Seek out every line containing the word "ylabel", and copy each.

◆ **Records for processing**:
....

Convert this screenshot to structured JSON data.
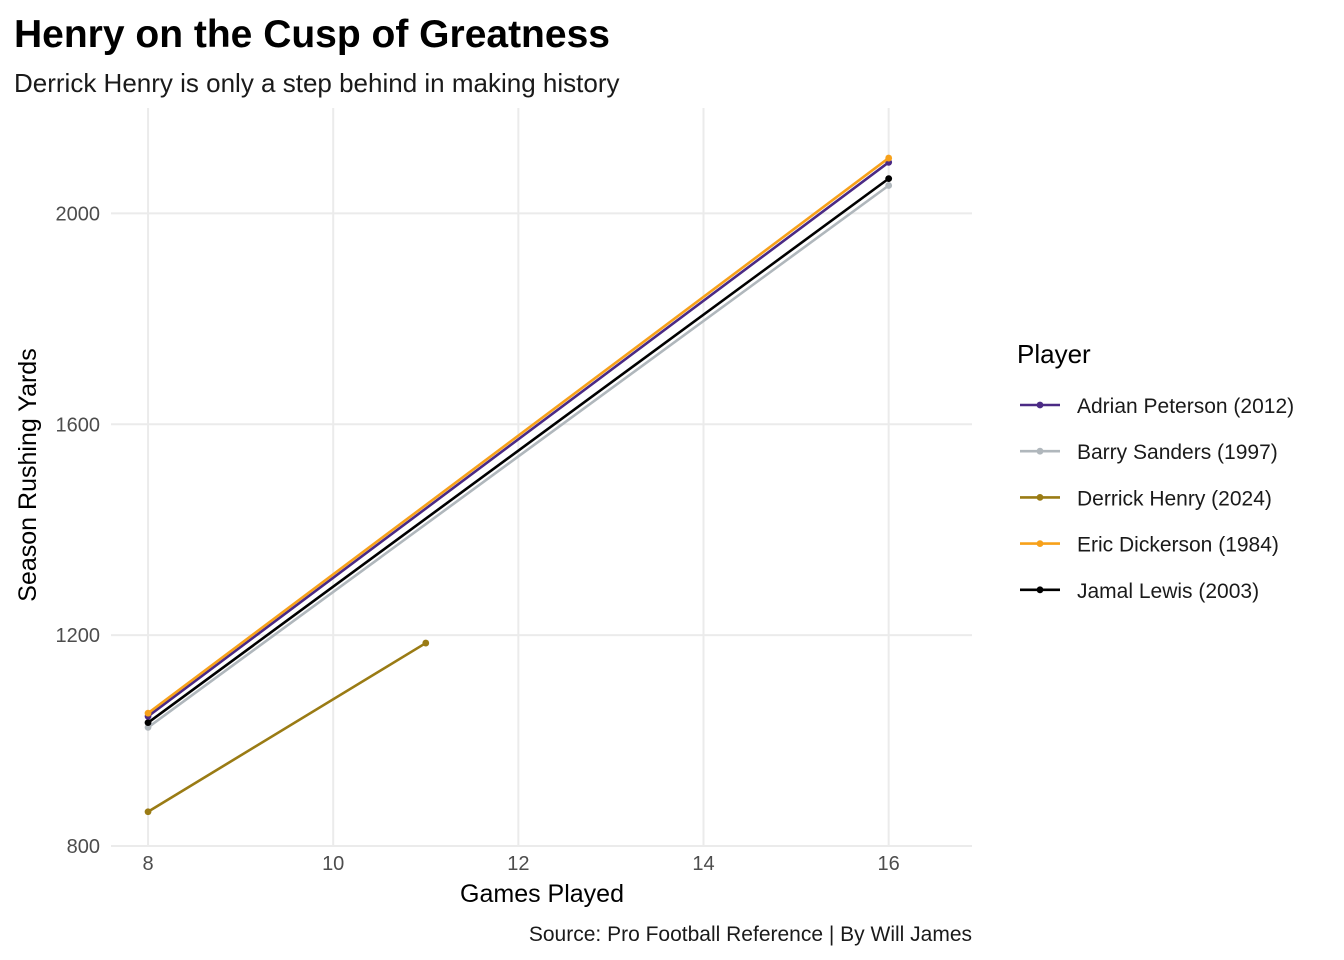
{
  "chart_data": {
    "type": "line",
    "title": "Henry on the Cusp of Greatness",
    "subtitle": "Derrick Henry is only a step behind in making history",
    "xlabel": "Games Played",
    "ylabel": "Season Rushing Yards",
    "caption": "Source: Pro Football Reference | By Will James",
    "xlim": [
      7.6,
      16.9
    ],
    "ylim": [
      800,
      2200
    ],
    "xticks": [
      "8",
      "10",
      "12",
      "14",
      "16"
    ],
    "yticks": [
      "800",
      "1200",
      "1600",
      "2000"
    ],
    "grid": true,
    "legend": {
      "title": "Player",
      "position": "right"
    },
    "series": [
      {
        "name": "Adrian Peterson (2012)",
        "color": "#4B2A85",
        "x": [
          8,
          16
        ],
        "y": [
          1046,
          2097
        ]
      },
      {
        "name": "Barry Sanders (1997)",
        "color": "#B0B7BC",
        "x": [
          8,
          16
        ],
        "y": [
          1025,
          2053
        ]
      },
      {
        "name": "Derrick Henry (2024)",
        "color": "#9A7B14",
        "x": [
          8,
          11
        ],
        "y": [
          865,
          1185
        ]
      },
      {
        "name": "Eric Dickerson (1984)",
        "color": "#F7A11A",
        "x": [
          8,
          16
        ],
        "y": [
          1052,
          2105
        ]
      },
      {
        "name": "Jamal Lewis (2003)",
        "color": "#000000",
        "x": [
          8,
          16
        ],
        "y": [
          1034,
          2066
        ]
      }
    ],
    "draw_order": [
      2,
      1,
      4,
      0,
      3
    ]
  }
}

....

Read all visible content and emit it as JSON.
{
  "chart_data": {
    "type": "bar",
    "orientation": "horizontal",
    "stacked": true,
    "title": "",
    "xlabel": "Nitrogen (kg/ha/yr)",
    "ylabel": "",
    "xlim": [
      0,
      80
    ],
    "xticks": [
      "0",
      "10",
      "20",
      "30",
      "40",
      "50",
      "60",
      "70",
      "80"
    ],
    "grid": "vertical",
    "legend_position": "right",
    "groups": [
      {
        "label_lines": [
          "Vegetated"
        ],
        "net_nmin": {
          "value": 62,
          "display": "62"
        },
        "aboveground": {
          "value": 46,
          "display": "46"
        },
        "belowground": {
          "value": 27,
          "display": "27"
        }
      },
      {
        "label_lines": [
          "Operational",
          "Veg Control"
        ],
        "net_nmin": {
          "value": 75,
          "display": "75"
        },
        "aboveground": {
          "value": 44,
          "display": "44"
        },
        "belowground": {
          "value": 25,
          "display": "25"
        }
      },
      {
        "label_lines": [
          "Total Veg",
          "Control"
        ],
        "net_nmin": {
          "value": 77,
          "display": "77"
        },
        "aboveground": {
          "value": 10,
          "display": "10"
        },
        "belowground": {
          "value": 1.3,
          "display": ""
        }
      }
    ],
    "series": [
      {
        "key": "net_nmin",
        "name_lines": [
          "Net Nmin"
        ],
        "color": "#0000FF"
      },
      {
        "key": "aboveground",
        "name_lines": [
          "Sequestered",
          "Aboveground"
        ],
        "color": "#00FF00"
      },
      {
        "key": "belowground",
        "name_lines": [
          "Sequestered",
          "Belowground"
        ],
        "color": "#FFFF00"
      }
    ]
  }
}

....

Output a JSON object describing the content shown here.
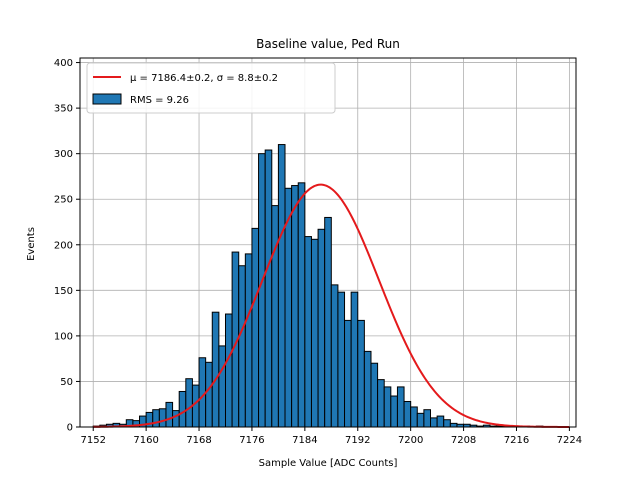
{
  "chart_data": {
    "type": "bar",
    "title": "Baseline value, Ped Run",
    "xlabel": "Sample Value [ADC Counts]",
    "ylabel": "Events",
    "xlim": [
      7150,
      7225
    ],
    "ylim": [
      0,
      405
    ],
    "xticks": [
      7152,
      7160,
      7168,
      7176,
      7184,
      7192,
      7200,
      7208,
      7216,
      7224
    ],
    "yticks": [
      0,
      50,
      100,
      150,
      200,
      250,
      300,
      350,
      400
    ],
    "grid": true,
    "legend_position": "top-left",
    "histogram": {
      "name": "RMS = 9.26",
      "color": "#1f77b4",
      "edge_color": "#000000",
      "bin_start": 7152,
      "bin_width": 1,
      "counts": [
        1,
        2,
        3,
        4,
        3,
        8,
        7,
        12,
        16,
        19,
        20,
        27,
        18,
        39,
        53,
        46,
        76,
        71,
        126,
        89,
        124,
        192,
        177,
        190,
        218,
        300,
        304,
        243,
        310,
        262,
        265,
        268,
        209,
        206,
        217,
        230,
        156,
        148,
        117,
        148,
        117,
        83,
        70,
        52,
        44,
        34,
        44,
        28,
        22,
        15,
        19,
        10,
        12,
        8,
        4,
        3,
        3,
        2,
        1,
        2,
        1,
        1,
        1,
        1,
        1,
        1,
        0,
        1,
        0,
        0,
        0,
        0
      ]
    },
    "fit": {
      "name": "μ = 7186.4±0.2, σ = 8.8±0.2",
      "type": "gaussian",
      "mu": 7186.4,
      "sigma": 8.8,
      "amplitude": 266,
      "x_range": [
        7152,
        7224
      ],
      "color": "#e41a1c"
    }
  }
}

....

◆ **Exercise result**:
    "ylabel": "Season Rushing Yards",
    "ylabel": "",
    "ylabel": "Events",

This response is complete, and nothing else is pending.